- DESCRIPTION OF THE TASK:
Output every entry exactly as given.

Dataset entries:
***

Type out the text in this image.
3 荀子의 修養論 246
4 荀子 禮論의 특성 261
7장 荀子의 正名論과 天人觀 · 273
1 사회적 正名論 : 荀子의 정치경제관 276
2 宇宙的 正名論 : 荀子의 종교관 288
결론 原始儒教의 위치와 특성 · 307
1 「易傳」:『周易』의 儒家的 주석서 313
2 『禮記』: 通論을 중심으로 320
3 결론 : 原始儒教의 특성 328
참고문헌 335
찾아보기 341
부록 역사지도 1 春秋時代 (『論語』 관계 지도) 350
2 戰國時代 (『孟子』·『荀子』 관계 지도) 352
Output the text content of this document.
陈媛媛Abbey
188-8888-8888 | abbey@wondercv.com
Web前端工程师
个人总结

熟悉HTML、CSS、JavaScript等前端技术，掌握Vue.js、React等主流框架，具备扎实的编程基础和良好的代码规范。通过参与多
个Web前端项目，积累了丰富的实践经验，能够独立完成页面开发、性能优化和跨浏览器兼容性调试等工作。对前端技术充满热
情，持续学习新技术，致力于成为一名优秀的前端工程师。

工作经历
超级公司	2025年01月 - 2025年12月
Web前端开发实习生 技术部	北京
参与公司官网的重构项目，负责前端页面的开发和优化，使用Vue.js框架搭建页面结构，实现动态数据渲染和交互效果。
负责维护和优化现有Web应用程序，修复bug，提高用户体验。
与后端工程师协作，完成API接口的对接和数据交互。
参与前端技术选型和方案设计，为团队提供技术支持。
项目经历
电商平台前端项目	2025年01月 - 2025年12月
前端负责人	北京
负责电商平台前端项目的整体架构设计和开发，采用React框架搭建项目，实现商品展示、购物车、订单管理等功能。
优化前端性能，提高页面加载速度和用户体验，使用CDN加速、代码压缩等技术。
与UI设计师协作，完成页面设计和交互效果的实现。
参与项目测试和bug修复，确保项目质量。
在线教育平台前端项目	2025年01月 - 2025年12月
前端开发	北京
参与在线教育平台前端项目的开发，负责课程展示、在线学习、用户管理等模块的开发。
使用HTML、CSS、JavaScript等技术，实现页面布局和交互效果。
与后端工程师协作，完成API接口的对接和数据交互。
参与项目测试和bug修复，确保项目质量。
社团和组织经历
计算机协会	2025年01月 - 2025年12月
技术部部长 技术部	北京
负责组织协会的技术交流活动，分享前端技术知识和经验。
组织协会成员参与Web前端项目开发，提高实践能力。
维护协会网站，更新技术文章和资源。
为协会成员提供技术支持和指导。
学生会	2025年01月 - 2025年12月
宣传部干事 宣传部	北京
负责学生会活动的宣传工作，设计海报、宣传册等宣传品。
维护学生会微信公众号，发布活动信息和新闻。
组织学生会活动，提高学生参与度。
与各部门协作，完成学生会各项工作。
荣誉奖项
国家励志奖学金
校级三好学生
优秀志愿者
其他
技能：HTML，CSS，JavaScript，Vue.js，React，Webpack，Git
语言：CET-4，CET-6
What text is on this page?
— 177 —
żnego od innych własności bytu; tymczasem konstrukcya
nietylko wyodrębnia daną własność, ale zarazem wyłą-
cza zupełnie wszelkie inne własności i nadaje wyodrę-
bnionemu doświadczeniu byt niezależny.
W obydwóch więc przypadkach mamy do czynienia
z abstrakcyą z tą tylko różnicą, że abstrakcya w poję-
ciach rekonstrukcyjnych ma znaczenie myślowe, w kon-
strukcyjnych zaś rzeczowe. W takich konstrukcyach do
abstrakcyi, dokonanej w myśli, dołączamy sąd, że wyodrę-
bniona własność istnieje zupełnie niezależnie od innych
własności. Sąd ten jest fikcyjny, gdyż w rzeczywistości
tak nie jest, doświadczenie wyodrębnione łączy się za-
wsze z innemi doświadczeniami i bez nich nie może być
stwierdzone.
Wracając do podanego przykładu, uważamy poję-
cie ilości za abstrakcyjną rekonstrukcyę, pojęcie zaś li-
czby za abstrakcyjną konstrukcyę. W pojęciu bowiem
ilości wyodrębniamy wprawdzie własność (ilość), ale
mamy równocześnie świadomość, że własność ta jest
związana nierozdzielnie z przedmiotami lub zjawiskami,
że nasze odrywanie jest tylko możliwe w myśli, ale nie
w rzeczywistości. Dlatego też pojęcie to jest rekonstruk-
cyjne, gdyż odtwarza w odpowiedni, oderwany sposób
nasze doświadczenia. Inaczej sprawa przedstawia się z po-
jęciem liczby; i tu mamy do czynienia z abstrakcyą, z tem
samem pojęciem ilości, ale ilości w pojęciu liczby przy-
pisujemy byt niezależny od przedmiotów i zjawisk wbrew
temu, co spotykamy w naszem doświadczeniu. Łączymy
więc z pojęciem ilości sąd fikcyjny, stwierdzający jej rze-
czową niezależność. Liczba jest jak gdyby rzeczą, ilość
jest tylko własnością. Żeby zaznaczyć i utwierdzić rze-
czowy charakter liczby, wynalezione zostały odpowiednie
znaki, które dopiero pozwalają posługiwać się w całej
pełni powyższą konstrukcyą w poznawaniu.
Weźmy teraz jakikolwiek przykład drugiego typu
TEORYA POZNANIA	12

***

- TASK RESULT:
Type out the text in this image.
3 荀子의 修養論 246
4 荀子 禮論의 특성 261
7장 荀子의 正名論과 天人觀 · 273
1 사회적 正名論 : 荀子의 정치경제관 276
2 宇宙的 正名論 : 荀子의 종교관 288
결론 原始儒教의 위치와 특성 · 307
1 「易傳」:『周易』의 儒家的 주석서 313
2 『禮記』: 通論을 중심으로 320
3 결론 : 原始儒教의 특성 328
참고문헌 335
찾아보기 341
부록 역사지도 1 春秋時代 (『論語』 관계 지도) 350
2 戰國時代 (『孟子』·『荀子』 관계 지도) 352
Output the text content of this document.
陈媛媛Abbey
188-8888-8888 | abbey@wondercv.com
Web前端工程师
个人总结

熟悉HTML、CSS、JavaScript等前端技术，掌握Vue.js、React等主流框架，具备扎实的编程基础和良好的代码规范。通过参与多
个Web前端项目，积累了丰富的实践经验，能够独立完成页面开发、性能优化和跨浏览器兼容性调试等工作。对前端技术充满热
情，持续学习新技术，致力于成为一名优秀的前端工程师。

工作经历
超级公司	2025年01月 - 2025年12月
Web前端开发实习生 技术部	北京
参与公司官网的重构项目，负责前端页面的开发和优化，使用Vue.js框架搭建页面结构，实现动态数据渲染和交互效果。
负责维护和优化现有Web应用程序，修复bug，提高用户体验。
与后端工程师协作，完成API接口的对接和数据交互。
参与前端技术选型和方案设计，为团队提供技术支持。
项目经历
电商平台前端项目	2025年01月 - 2025年12月
前端负责人	北京
负责电商平台前端项目的整体架构设计和开发，采用React框架搭建项目，实现商品展示、购物车、订单管理等功能。
优化前端性能，提高页面加载速度和用户体验，使用CDN加速、代码压缩等技术。
与UI设计师协作，完成页面设计和交互效果的实现。
参与项目测试和bug修复，确保项目质量。
在线教育平台前端项目	2025年01月 - 2025年12月
前端开发	北京
参与在线教育平台前端项目的开发，负责课程展示、在线学习、用户管理等模块的开发。
使用HTML、CSS、JavaScript等技术，实现页面布局和交互效果。
与后端工程师协作，完成API接口的对接和数据交互。
参与项目测试和bug修复，确保项目质量。
社团和组织经历
计算机协会	2025年01月 - 2025年12月
技术部部长 技术部	北京
负责组织协会的技术交流活动，分享前端技术知识和经验。
组织协会成员参与Web前端项目开发，提高实践能力。
维护协会网站，更新技术文章和资源。
为协会成员提供技术支持和指导。
学生会	2025年01月 - 2025年12月
宣传部干事 宣传部	北京
负责学生会活动的宣传工作，设计海报、宣传册等宣传品。
维护学生会微信公众号，发布活动信息和新闻。
组织学生会活动，提高学生参与度。
与各部门协作，完成学生会各项工作。
荣誉奖项
国家励志奖学金
校级三好学生
优秀志愿者
其他
技能：HTML，CSS，JavaScript，Vue.js，React，Webpack，Git
语言：CET-4，CET-6
What text is on this page?
— 177 —
żnego od innych własności bytu; tymczasem konstrukcya
nietylko wyodrębnia daną własność, ale zarazem wyłą-
cza zupełnie wszelkie inne własności i nadaje wyodrę-
bnionemu doświadczeniu byt niezależny.
W obydwóch więc przypadkach mamy do czynienia
z abstrakcyą z tą tylko różnicą, że abstrakcya w poję-
ciach rekonstrukcyjnych ma znaczenie myślowe, w kon-
strukcyjnych zaś rzeczowe. W takich konstrukcyach do
abstrakcyi, dokonanej w myśli, dołączamy sąd, że wyodrę-
bniona własność istnieje zupełnie niezależnie od innych
własności. Sąd ten jest fikcyjny, gdyż w rzeczywistości
tak nie jest, doświadczenie wyodrębnione łączy się za-
wsze z innemi doświadczeniami i bez nich nie może być
stwierdzone.
Wracając do podanego przykładu, uważamy poję-
cie ilości za abstrakcyjną rekonstrukcyę, pojęcie zaś li-
czby za abstrakcyjną konstrukcyę. W pojęciu bowiem
ilości wyodrębniamy wprawdzie własność (ilość), ale
mamy równocześnie świadomość, że własność ta jest
związana nierozdzielnie z przedmiotami lub zjawiskami,
że nasze odrywanie jest tylko możliwe w myśli, ale nie
w rzeczywistości. Dlatego też pojęcie to jest rekonstruk-
cyjne, gdyż odtwarza w odpowiedni, oderwany sposób
nasze doświadczenia. Inaczej sprawa przedstawia się z po-
jęciem liczby; i tu mamy do czynienia z abstrakcyą, z tem
samem pojęciem ilości, ale ilości w pojęciu liczby przy-
pisujemy byt niezależny od przedmiotów i zjawisk wbrew
temu, co spotykamy w naszem doświadczeniu. Łączymy
więc z pojęciem ilości sąd fikcyjny, stwierdzający jej rze-
czową niezależność. Liczba jest jak gdyby rzeczą, ilość
jest tylko własnością. Żeby zaznaczyć i utwierdzić rze-
czowy charakter liczby, wynalezione zostały odpowiednie
znaki, które dopiero pozwalają posługiwać się w całej
pełni powyższą konstrukcyą w poznawaniu.
Weźmy teraz jakikolwiek przykład drugiego typu
TEORYA POZNANIA	12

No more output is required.